**Testo di partenza:**
====================
3.4. Trattandosi, però, di obblighi dichiarativi gravanti direttamente ed immediatamente sul legale rappresentante dell’ente/ la sua responsabilità omissiva non deriva dall’applicazione dell’art. 40 cod. pen. (e dunque dalla violazione di un dovere di controllo), bensì dalla violazione dell’obbligo gravante direttamente su di lui, obbligo che concorre a tipizzare la fattispecie di reato di omessa dichiarazione di cui all’art. 5, d.lgs. n. 74 del 2000.

3.5. Il reato in questione, inoltre, si consuma nel momento in cui scade il termine ultimo stabilito dalla legge per la presentazione della dichiarazione, momento nel quale deve sussistere il dolo specifico di evasione il quale, a sua volta, presuppone la consapevolezza dell’ammontare delle imposte evase e non dichiarate, non richiedendo affatto la norma anche la coincidenza tra il soggetto gravato dell’obbligo dichiarativo e quello che ha posto in essere le operazioni imponibili.

3.6. Non v’è dubbio che il fine di evasione qualifica la condotta sul piano penale; ove venga accertata un’imposta effettivamente dovuta superiore a quella dichiarata (o non dichiarata affatto) e/o componenti positive di reddito inferiori a quelle effettive o elementi passivi fittizi, l’indagine non avrebbe verificato altro che alcuni degli elementi costitutivi del reato, quelli che qualificano, sul piano oggettivo, l’offesa degli interessi erariali e giustificano (ma non esauriscono) la rilevanza penale della condotta.

Ma tale indagine non assorbe quella relativa all’accertamento del dolo specifico di evasione che nei reati dichiarativi concorre a tipizzare la condotta. Altrimenti si corre il rischio di identificare il dolo specifico di evasione con la pura e semplice consapevolezza dell’obbligo dichiarativo violato e dell’entità dell’imposta non dichiarata.
====================
**Dati forniti:**

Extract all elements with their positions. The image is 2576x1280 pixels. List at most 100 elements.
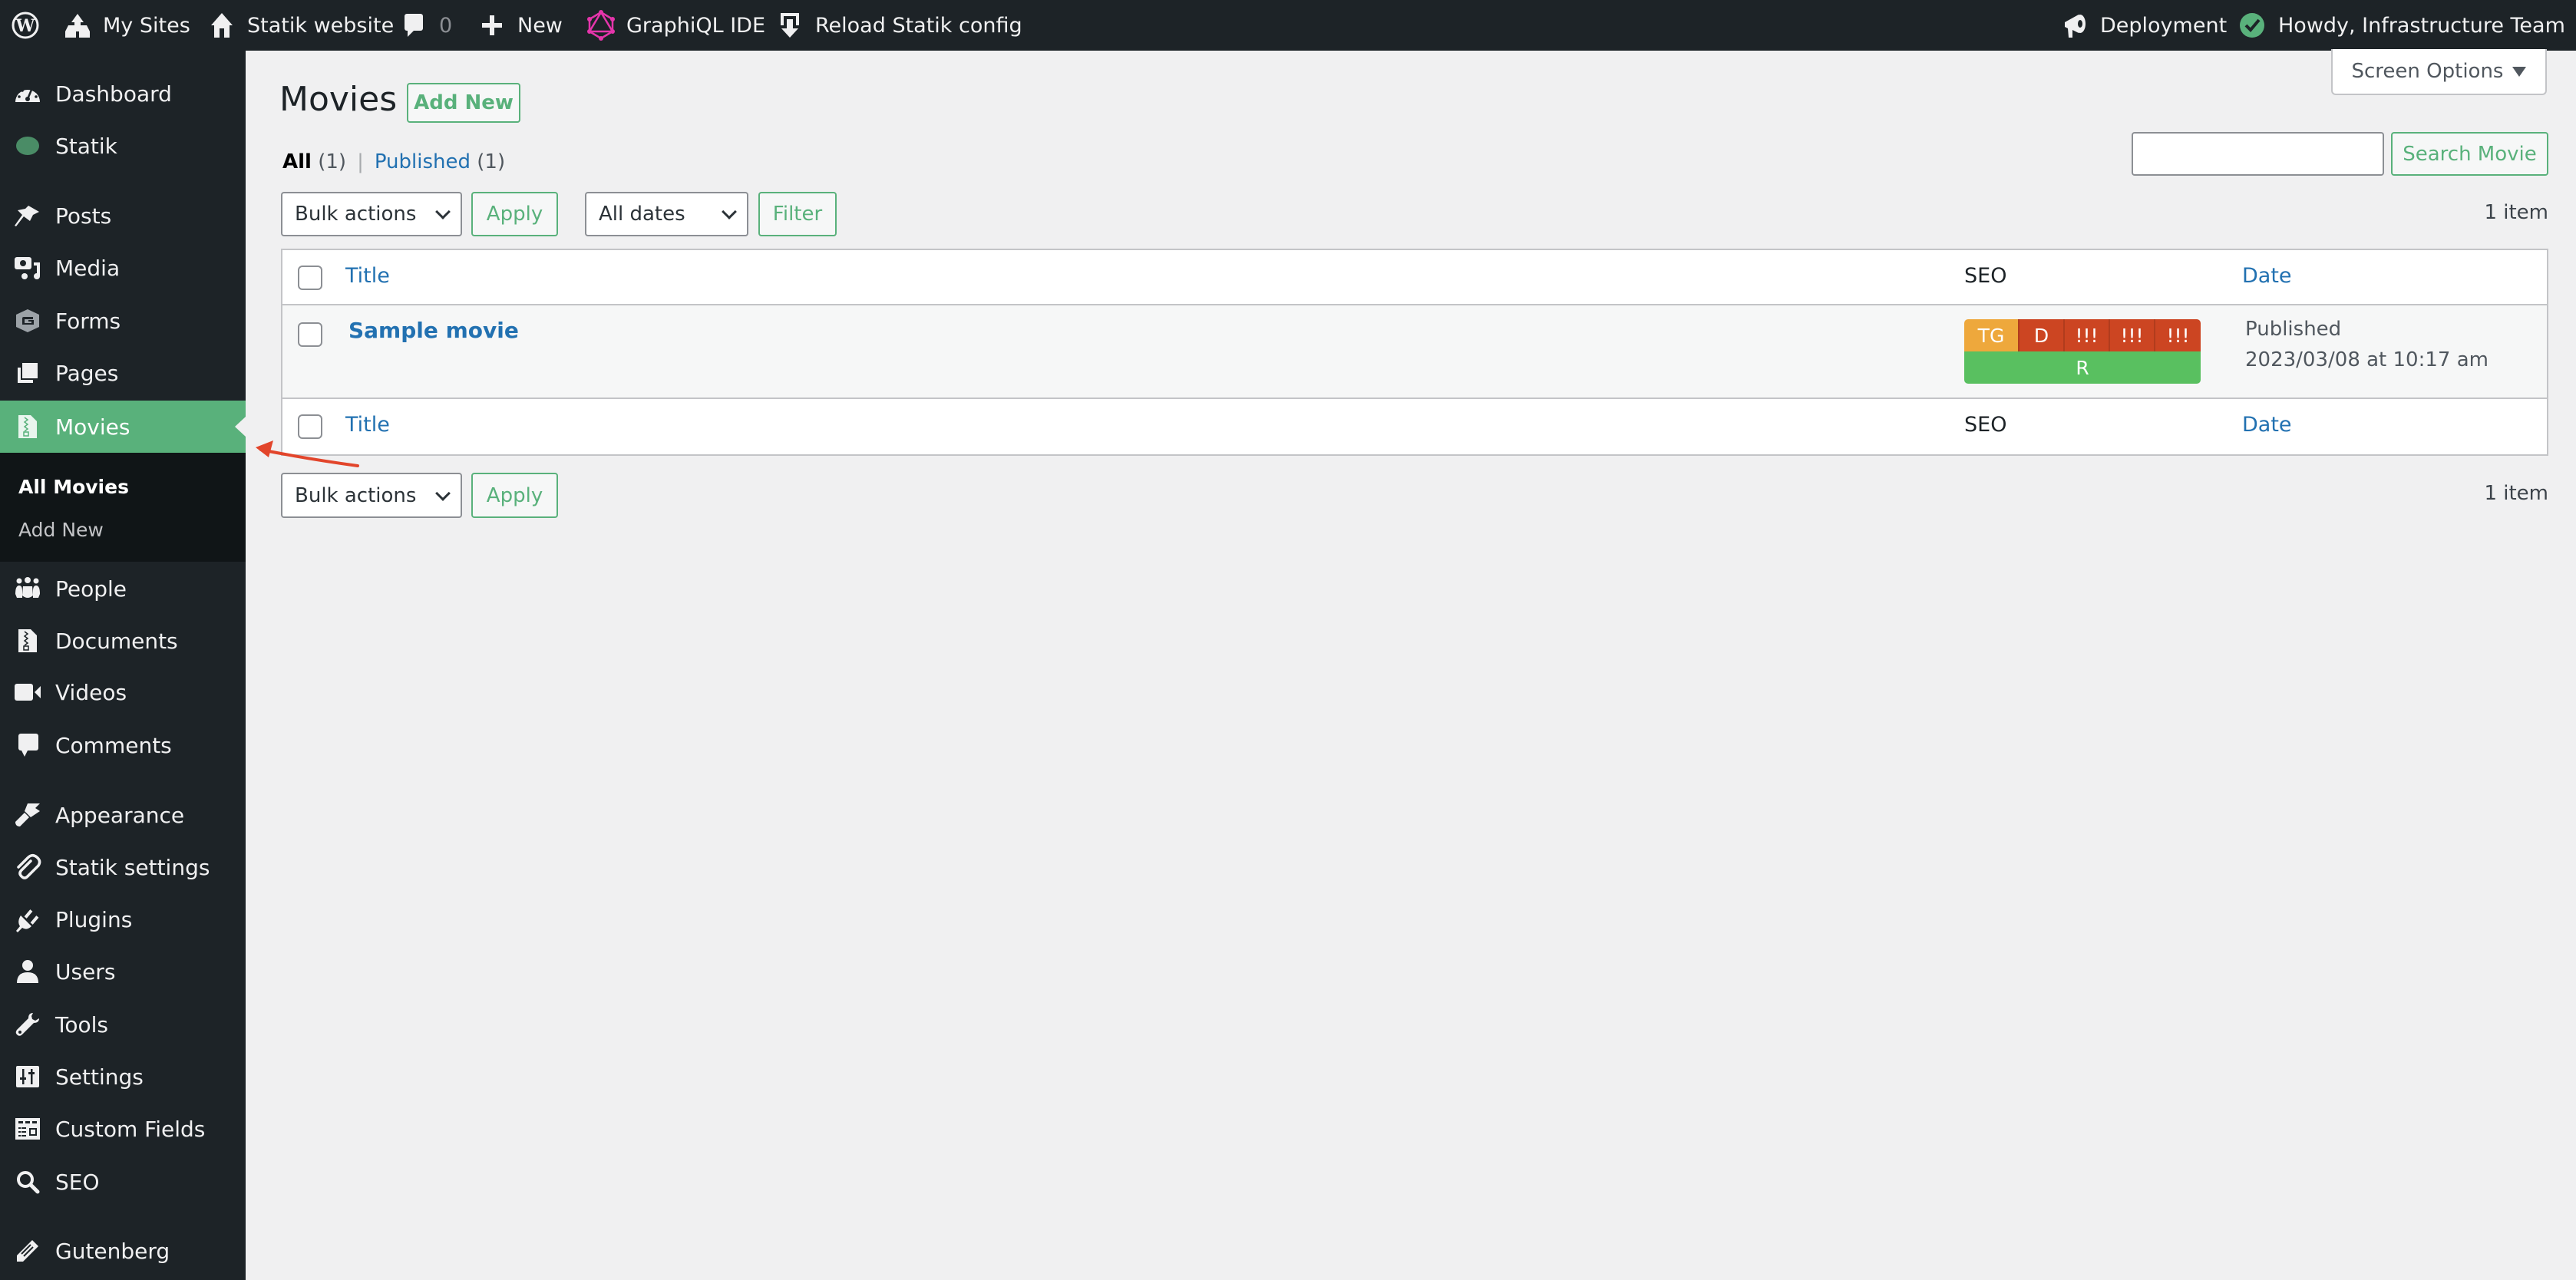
====================
**Consegne:**
(1) Sostituisci "dolo specifico di evasione" con "fine di evasione" nel brano sull'omessa dichiarazione, riscrivendo il tratto tra "Ma tale indagine" e "dell’imposta non dichiarata.", estremi compresi.
(2) Secondo il brano sull'omessa dichiarazione, in quale momento si consuma il reato?
(3) Continua il brano sul reato di omessa dichiarazione partendo dopo la sua ultima frase.

**Risposte attese:**
(1)
Ma tale indagine non assorbe quella relativa all’accertamento del fine di evasione che nei reati dichiarativi concorre a tipizzare la condotta. Altrimenti si corre il rischio di identificare il fine di evasione con la pura e semplice consapevolezza dell’obbligo dichiarativo violato e dell’entità dell’imposta non dichiarata.

(2) Nel momento in cui scade il termine ultimo stabilito dalla legge per la presentazione della dichiarazione.

(3)
Un’operazione dogmaticamente errata che trasformerebbe il dolo specifico di evasione nella generica volontà di non dichiarare al Fisco l’imposta dovuta, con l’ulteriore inaccettabile conseguenza di assorbire tutti i reati in materia dichiarativa negli indistinti illeciti amministrativi di cui agli artt. 1, comma 2, e 5, comma 4, d.lgs. 18 dicembre 1997, n. 441 e di far sostanzialmente resuscitare la contravvenzione di omessa presentazione delle dichiarazioni ai fini delle imposte sui redditi e sul valore aggiunto, già prevista dall’abrogato art. 1, comma 1, d.l. 10 luglio 1982, n. 429, convertito con I. 7 agosto 1982, n. 516, che questa Corte ha già affermato non essere in continuità normativa con l’art. 5, lgs. n. 74 del 2000 anche e proprio per la necessità del dolo specifico di evasione, in precedenza non richiesto (Sez. U, n. 35 del 13/12/2000, Sagone, Rv. 217374).

3.7. Il reato è illecito di modo; il dolo di evasione è volontà di evasione dell’imposta mediante le specifiche condotte tipizzate dal legislatore penale­ tributario.

Se per il legislatore penale tributario nemmeno l’utilizzo di fatture per operazioni inesistenti, o le false rappresentazioni contabili e i mezzi fraudolenti per impedire l’accertamento delle imposte, sono sufficienti ad attribuire penale rilevanza alle condotte di cui agli artt. 2 e 3, d.lgs. n. 74 del 2000, essendo necessario il fine di evasione, a maggior ragione il “dolo di omissione” non solo non può essere ritenuto sufficiente a integrare, sul piano soggettivo, il reato di cui all’art. 5, d.lgs. n. 74 del 2000, ma nemmeno può essere confuso con il dolo di evasione.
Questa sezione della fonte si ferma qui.